» **YOUR TASKS**
1. From the tatForge passage, repeat word for word the span from "### Allowed Schema" up to and including "for BAML compatibility.".
2. List every type name in the allowed schema types table of the tatForge passage.

» **PASSAGE GIVEN**
The simplest way to use tatForge is with the `extract_document()` function.

### Allowed Schema Types

| Type | Description | Example |
|------|-------------|---------|
| `string` | Text values | `"type": "string"` |
| `int` | Integer numbers | `"type": "int"` |
| `float` | Decimal numbers | `"type": "float"` |
| `bool` | Boolean true/false | `"type": "bool"` |
| `array` | List of items | `"type": "array", "items": {...}` |
| `object` | Nested structure | `"type": "object", "properties": {...}` |

**Note**: Use `int` and `float` (not `integer` or `number`) for BAML compatibility.

In [None]:
from tatforge import extract_document

# Define what you want to extract using a JSON schema
invoice_schema = {
    "type": "object",
    "properties": {
        "invoice_number": {
            "type": "string",
            "description": "The invoice number or ID"
        },
        "date": {
            "type": "string",
            "description": "Invoice date"
        },
        "total_amount": {
            "type": "float",
            "description": "Total amount due"
        },
        "vendor_name": {
            "type": "string",
            "description": "Name of the vendor/seller"
        },
        "line_items": {
            "type": "array",
            "items": {
                "type": "object",
                "properties": {
                    "description": {"type": "string"},
                    "quantity": {"type": "int"},
                    "unit_price": {"type": "float"}
                }
            }
        }
    }
}

print("Schema defined for invoice extraction")

In [None]:
# Extract data from a document (uncomment when you have a PDF)
# result = await extract_document("path/to/invoice.pdf", invoice_schema)
# print(result)

» **EXTRACTED ENTRIES**

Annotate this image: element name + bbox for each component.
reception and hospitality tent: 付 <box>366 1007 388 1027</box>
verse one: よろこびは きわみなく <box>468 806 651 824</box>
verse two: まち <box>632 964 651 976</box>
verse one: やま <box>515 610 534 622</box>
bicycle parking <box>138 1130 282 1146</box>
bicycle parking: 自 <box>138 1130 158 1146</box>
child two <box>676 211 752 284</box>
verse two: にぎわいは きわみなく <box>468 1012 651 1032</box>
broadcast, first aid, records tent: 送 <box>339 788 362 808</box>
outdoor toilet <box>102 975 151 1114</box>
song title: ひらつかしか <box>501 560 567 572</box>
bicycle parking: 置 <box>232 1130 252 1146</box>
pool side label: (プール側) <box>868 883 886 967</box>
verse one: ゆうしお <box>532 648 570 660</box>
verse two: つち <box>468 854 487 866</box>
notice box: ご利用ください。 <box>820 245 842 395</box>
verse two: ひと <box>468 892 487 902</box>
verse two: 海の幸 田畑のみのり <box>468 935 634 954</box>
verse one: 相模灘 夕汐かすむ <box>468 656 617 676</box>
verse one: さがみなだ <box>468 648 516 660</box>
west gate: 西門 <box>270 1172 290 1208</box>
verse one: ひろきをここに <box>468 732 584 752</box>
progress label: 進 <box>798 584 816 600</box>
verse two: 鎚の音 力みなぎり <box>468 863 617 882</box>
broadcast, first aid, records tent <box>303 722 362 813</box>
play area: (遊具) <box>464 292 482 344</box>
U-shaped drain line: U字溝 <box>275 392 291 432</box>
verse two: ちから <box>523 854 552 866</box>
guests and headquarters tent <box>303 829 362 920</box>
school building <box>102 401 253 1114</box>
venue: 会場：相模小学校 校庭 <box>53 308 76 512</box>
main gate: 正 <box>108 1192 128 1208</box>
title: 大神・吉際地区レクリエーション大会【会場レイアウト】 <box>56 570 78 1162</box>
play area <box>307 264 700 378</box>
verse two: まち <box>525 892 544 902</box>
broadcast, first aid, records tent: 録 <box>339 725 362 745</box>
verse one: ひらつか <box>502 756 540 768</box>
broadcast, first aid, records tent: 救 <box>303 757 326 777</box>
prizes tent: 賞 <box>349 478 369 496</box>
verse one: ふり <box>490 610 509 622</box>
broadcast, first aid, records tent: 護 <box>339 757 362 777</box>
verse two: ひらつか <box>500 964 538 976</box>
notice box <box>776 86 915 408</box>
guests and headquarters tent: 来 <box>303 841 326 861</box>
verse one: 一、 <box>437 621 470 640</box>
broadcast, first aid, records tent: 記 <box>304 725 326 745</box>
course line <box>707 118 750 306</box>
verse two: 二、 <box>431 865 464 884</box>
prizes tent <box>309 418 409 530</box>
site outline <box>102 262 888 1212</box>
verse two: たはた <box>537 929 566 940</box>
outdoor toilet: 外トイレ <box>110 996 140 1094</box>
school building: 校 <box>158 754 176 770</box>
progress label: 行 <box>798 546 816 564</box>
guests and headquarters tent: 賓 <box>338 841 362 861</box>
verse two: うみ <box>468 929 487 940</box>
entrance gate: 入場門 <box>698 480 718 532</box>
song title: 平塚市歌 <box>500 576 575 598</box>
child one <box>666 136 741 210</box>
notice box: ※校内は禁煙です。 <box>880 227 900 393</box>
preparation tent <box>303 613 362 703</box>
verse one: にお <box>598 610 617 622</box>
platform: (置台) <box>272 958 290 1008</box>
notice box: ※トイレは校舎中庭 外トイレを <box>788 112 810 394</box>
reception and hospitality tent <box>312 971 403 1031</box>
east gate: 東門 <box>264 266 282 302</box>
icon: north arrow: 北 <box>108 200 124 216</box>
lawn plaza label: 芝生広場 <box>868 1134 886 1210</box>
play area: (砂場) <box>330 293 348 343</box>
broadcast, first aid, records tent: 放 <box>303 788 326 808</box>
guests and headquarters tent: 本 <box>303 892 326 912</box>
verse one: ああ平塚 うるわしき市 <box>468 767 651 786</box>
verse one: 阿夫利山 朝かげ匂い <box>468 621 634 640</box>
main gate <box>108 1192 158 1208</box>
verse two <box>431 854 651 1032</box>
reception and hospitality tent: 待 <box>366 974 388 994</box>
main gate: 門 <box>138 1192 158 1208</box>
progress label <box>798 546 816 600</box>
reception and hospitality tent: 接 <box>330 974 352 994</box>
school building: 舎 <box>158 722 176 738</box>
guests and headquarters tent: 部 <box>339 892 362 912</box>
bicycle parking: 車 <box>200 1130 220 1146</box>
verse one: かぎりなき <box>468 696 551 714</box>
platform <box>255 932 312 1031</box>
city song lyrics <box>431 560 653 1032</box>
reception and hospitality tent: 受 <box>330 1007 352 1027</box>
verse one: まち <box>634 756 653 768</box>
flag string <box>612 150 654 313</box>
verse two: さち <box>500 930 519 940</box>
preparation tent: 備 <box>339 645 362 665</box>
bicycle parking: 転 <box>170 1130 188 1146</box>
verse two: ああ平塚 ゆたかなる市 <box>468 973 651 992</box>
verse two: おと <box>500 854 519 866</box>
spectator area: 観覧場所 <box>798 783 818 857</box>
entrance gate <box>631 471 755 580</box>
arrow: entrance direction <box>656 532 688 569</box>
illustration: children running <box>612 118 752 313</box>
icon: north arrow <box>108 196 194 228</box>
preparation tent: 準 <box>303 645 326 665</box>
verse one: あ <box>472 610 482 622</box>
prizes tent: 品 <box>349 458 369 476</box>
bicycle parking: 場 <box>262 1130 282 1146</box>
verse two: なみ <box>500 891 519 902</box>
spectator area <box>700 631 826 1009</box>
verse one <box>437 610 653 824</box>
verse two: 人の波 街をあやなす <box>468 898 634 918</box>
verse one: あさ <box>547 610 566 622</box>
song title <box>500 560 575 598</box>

» **RESPONSES IN ORDER**
1.
### Allowed Schema Types

| Type | Description | Example |
|------|-------------|---------|
| `string` | Text values | `"type": "string"` |
| `int` | Integer numbers | `"type": "int"` |
| `float` | Decimal numbers | `"type": "float"` |
| `bool` | Boolean true/false | `"type": "bool"` |
| `array` | List of items | `"type": "array", "items": {...}` |
| `object` | Nested structure | `"type": "object", "properties": {...}` |

**Note**: Use `int` and `float` (not `integer` or `number`) for BAML compatibility.

2. string, int, float, bool, array, object